_Action item:_ Continue the forum discussion on Amherst ending legacy admissions, starting after its final post.

_Text section:_
I think I actually learned it on this board if I remember correctly, but Williams has either the most dorm rooms per students or the most single dorm rooms per student of any school in the country. Something along those lines. Moral of the story is that they have a ton of square footage. And it's even crazier when you actually step foot on campus and realize how much land that square footage is spread out upon. They could very easily get rid of some of the old converted frat houses that only house like 18-20 students each and add a million other things.

D3FLETCH

Quote from: AmherstStudent05 on October 20, 2021, 08:56:15 AM
Amherst has just announced the complete end to legacy admissions. As far as I am aware (but could well be wrong), Amherst is the first NESCAC/Ivy school to announce such a policy. From what I can tell, this policy is effective immediately — the timing of which seems somewhat unfortunate for the children of alumni who were considering applying to Amherst in the next couple of weeks.

I am not sure exactly how  this decision (which is coupled with a significant boost in financial aid) will affect football recruiting in the short term. However, it seems to me that the underlying logic of this move — the desire to create as many places for academically capable students of all backgrounds as possible — should also one day call into question athletic TIPS at Amherst as well. But perhaps I am missing something. Interesting news to say the least.

https://www.amherst.edu/news/news_releases/2021/10-2021/amherst-college-to-end-legacy-preference-and-expand-financial-aid-investment-to-71-million
:o :o Not good for Amherst or the NESCAC. Puts a lot of pressure on Athletics to Tip legacy students. What could go wrong...

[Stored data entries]
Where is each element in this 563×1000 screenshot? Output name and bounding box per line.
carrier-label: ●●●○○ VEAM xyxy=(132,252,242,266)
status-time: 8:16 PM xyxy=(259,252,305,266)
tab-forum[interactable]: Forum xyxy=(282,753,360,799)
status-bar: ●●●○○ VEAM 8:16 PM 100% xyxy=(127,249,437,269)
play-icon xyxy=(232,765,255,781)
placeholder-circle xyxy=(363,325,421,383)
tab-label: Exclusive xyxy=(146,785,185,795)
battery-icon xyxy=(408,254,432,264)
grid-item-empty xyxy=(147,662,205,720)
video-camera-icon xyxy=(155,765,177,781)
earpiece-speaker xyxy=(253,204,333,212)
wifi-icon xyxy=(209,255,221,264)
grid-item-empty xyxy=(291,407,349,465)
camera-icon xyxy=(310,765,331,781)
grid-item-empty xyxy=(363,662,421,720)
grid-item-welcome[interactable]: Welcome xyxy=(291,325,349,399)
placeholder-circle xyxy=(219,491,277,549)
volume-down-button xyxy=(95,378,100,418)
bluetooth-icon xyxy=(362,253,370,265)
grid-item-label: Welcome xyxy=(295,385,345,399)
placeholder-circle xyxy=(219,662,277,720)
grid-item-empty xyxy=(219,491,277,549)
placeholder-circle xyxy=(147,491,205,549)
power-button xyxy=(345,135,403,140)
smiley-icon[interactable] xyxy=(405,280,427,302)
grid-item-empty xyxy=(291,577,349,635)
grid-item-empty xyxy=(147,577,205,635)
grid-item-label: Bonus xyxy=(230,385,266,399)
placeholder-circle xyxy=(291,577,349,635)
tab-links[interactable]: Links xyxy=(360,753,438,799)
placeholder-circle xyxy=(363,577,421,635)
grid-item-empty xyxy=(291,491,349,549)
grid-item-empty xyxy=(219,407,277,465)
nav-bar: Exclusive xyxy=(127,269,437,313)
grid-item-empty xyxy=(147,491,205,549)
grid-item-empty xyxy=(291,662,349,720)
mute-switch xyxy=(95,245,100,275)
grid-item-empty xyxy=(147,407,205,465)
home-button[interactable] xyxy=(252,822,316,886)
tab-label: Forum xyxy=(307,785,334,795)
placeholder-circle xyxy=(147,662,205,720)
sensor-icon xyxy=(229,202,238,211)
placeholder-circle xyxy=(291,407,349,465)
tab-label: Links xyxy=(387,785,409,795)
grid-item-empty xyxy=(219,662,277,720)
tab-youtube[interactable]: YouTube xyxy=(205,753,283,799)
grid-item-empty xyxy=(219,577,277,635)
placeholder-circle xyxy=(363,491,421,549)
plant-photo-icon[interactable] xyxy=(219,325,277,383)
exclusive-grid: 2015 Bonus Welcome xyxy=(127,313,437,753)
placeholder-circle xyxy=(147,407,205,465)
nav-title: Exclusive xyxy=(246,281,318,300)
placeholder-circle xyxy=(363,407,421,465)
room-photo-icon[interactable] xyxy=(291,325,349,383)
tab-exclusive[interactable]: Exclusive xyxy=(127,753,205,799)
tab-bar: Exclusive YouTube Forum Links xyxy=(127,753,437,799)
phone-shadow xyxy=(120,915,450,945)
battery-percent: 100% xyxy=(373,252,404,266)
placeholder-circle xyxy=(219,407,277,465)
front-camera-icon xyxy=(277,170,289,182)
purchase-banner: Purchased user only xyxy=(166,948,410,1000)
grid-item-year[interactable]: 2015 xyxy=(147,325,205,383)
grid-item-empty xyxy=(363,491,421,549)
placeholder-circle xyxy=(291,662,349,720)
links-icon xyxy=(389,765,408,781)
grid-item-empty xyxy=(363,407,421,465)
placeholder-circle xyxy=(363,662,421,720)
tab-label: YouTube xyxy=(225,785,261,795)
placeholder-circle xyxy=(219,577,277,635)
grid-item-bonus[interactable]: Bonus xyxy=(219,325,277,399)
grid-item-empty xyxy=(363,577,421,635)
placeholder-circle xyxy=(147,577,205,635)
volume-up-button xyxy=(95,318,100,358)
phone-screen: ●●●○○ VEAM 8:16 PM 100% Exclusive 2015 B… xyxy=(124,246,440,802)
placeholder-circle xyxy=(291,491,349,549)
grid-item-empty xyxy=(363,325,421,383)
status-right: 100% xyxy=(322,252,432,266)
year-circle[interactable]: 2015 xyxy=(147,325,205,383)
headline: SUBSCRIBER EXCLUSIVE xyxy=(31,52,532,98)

_Answer for the task:_
Nescacman

Quote from: D3FLETCH on October 20, 2021, 08:16:56 PM
Quote from: AmherstStudent05 on October 20, 2021, 08:56:15 AM
Amherst has just announced the complete end to legacy admissions. As far as I am aware (but could well be wrong), Amherst is the first NESCAC/Ivy school to announce such a policy. From what I can tell, this policy is effective immediately — the timing of which seems somewhat unfortunate for the children of alumni who were considering applying to Amherst in the next couple of weeks.

I am not sure exactly how  this decision (which is coupled with a significant boost in financial aid) will affect football recruiting in the short term. However, it seems to me that the underlying logic of this move — the desire to create as many places for academically capable students of all backgrounds as possible — should also one day call into question athletic TIPS at Amherst as well. But perhaps I am missing something. Interesting news to say the least.

https://www.amherst.edu/news/news_releases/2021/10-2021/amherst-college-to-end-legacy-preference-and-expand-financial-aid-investment-to-71-million
:o :o Not good for Amherst or the NESCAC. Puts a lot of pressure on Athletics to Tip legacy students. What could go wrong...

Tipping legacy student-athletes is a one way road to last place in the NESCAC (unless his last name happens to be Berlutti)....

polbear73

Man,

Biddy's going to need a bodyguard on her way out of town.